>> begin THE DATA

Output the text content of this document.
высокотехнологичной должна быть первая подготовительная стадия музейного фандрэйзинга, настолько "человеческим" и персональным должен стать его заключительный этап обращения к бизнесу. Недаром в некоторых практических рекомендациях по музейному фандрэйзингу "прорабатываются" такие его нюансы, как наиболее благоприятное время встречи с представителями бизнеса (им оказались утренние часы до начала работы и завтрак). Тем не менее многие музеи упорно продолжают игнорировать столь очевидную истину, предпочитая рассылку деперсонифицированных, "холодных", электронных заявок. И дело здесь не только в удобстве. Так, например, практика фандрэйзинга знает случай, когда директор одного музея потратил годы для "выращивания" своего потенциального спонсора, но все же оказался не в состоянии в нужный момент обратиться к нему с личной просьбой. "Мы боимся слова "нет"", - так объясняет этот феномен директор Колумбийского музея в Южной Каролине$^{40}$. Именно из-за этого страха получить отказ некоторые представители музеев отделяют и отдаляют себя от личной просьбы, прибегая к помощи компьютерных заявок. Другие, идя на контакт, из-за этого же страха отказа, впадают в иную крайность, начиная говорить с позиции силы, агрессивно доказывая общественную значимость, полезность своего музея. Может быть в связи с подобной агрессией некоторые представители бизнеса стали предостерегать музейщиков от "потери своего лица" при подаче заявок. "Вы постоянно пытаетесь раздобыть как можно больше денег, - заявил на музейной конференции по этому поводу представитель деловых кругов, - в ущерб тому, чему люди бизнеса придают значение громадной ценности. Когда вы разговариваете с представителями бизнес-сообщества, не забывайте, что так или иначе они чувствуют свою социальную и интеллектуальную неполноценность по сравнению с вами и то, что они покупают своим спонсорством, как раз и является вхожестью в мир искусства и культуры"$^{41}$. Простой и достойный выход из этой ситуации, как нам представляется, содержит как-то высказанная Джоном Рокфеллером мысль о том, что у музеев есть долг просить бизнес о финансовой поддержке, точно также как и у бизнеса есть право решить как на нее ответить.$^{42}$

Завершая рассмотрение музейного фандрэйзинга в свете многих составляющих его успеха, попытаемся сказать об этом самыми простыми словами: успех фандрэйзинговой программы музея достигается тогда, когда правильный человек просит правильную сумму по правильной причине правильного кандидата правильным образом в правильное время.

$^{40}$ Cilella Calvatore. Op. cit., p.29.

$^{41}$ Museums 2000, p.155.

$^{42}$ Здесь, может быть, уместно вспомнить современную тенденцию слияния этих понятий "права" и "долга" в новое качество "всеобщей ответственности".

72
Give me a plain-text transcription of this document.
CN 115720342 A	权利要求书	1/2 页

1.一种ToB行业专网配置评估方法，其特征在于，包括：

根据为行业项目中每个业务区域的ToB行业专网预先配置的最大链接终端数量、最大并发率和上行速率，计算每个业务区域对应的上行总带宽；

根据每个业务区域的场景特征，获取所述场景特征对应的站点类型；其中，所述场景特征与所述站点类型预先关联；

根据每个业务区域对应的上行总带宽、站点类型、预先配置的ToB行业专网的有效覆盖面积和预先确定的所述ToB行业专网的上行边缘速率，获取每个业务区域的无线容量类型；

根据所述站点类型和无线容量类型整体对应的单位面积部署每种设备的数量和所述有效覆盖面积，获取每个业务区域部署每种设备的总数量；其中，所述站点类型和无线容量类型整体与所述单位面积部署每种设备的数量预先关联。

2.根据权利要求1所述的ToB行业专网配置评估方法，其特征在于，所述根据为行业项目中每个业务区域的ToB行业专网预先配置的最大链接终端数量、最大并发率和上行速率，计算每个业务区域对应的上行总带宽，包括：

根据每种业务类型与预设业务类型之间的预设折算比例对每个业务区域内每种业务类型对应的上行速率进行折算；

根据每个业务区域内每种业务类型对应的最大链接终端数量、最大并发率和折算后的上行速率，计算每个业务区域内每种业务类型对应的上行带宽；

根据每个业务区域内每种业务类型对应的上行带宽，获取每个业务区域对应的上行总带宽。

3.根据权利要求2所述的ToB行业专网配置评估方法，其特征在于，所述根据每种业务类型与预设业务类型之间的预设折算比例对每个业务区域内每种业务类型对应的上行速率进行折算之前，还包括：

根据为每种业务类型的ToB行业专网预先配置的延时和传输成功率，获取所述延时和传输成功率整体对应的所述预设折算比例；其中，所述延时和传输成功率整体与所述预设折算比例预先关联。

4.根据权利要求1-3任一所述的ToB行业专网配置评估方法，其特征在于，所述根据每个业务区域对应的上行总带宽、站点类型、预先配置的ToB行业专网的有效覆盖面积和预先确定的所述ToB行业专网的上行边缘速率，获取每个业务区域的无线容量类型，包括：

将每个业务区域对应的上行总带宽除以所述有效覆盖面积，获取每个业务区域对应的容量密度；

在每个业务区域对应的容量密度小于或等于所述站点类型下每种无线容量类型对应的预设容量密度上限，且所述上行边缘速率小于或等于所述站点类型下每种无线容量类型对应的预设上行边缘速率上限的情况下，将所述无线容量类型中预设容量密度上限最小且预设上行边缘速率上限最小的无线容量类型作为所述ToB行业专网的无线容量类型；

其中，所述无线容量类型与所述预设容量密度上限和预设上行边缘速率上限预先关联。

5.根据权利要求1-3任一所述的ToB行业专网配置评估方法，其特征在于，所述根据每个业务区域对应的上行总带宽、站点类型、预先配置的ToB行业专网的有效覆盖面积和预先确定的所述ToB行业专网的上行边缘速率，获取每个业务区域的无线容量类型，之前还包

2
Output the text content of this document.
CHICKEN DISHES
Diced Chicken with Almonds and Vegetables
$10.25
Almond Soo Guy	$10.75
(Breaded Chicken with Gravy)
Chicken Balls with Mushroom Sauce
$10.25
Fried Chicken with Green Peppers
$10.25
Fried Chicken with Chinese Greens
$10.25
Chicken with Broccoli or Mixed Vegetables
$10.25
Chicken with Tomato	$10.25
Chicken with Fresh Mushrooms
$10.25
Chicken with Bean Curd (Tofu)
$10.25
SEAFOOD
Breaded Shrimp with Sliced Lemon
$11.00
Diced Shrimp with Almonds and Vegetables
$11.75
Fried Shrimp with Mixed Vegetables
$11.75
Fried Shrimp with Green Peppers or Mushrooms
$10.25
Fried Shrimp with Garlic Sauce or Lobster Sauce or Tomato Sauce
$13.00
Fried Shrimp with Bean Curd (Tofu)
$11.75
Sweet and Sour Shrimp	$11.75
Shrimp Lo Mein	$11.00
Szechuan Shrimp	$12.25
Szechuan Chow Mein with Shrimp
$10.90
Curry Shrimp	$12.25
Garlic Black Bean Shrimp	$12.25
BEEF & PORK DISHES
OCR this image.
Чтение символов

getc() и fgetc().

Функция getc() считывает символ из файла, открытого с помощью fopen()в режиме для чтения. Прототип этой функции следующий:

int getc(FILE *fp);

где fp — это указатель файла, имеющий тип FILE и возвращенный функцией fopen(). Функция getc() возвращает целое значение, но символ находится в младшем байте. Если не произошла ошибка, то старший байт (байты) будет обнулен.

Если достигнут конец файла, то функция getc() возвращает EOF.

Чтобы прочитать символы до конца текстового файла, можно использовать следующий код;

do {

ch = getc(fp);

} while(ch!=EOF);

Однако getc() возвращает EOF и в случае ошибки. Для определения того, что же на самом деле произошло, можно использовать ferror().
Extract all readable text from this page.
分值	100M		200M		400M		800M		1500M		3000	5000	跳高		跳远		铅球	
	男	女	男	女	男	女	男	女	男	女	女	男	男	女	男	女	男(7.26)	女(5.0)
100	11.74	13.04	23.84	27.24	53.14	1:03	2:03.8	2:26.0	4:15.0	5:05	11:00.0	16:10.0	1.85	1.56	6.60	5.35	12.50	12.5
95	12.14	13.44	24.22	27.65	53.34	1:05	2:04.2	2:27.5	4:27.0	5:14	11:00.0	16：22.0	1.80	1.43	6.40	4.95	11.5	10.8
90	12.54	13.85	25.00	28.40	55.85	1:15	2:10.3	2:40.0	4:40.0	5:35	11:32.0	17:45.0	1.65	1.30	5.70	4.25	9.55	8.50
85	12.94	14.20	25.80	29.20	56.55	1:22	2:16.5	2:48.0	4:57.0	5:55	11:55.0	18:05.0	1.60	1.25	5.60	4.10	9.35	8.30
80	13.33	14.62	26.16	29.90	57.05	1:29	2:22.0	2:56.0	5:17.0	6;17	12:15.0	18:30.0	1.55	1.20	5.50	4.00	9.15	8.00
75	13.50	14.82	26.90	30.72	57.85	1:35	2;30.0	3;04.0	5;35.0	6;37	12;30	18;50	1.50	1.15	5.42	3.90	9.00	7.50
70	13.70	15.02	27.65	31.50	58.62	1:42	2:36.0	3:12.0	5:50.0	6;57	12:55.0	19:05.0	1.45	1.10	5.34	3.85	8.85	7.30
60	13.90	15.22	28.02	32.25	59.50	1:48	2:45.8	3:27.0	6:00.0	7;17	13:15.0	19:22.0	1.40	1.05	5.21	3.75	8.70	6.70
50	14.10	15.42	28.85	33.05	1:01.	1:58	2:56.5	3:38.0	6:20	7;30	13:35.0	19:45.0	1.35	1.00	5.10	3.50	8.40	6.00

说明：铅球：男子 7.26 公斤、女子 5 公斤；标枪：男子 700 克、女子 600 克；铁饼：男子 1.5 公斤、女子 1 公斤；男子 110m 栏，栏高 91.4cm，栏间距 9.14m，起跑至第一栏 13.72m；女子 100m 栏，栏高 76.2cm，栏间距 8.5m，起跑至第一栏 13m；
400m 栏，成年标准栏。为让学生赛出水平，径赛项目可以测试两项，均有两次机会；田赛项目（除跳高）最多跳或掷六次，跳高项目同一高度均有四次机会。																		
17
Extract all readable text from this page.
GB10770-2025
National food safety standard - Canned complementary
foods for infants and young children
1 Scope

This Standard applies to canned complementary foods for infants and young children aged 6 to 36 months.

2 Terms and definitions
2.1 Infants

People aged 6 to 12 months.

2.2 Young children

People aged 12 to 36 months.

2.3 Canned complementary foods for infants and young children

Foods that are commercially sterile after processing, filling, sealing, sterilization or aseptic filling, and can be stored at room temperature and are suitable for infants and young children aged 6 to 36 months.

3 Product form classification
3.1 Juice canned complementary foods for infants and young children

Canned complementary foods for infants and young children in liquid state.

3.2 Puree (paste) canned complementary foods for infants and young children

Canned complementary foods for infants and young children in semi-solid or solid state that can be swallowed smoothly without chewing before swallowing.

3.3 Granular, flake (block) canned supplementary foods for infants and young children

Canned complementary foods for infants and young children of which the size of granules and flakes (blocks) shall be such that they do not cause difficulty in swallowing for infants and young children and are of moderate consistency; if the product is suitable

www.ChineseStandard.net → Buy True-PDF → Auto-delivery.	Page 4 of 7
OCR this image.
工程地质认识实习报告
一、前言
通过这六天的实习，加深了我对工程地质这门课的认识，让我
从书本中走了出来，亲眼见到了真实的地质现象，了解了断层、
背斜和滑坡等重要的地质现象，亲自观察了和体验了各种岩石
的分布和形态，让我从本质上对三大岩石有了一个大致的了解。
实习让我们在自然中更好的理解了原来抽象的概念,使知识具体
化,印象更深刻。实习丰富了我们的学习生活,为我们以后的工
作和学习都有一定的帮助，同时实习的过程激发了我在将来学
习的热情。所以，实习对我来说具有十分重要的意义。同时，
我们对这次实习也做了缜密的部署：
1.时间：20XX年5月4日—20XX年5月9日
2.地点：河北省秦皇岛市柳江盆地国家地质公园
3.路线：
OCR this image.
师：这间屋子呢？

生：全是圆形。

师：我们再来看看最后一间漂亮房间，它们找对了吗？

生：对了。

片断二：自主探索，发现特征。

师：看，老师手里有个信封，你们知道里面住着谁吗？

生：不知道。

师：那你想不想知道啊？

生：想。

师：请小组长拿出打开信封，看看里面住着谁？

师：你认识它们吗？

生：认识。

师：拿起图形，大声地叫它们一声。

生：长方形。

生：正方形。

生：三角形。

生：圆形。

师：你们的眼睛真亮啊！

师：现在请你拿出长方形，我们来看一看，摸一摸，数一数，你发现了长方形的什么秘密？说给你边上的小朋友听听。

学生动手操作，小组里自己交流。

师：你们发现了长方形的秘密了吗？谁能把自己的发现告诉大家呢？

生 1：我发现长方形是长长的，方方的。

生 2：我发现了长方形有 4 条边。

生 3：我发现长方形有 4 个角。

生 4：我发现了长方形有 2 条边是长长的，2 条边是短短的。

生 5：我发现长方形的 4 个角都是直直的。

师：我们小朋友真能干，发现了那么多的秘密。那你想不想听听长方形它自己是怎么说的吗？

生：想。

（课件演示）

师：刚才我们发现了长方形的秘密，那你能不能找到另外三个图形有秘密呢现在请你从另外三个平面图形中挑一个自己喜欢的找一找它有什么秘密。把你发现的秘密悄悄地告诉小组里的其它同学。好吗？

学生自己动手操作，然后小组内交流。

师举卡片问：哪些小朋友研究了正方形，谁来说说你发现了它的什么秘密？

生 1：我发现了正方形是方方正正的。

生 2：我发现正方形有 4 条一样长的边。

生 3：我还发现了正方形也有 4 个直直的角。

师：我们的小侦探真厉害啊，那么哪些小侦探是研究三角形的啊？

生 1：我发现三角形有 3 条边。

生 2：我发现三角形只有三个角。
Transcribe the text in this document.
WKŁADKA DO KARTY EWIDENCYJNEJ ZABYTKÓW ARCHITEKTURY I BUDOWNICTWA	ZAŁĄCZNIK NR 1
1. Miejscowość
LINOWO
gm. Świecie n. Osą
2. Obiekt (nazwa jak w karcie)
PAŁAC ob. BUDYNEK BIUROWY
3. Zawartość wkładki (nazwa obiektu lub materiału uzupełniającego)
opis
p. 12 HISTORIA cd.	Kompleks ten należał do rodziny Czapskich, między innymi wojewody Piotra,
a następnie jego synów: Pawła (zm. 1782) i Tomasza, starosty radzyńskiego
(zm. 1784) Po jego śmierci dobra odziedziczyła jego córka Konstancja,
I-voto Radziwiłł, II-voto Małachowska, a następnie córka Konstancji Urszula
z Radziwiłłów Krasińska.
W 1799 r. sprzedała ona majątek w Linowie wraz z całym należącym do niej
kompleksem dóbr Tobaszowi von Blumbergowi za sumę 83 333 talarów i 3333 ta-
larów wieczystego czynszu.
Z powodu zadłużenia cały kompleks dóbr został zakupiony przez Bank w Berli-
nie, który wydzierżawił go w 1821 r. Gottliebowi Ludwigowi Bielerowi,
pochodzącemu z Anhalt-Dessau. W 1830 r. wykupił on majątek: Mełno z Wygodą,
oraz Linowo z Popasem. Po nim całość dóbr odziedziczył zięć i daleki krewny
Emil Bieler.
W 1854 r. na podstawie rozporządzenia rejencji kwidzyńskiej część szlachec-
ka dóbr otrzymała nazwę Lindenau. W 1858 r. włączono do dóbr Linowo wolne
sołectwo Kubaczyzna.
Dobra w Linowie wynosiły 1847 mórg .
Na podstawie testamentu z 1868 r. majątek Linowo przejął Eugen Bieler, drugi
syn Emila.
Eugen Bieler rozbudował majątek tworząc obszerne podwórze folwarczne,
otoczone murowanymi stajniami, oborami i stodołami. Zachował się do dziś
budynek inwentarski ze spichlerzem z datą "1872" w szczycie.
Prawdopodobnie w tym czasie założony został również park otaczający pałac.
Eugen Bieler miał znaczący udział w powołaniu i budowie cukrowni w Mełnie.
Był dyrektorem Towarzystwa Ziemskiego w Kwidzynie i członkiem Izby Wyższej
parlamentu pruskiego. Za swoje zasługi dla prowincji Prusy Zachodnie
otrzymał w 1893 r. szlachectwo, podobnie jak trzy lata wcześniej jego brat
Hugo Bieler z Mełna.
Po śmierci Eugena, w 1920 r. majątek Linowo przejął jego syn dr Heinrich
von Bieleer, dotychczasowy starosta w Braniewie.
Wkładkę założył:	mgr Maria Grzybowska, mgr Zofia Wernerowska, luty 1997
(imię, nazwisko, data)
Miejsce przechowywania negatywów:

>> end THE DATA

Find each line holding "Peppers". Copy it out.

## RESULT
Fried Chicken with Green Peppers
Fried Shrimp with Green Peppers or Mushrooms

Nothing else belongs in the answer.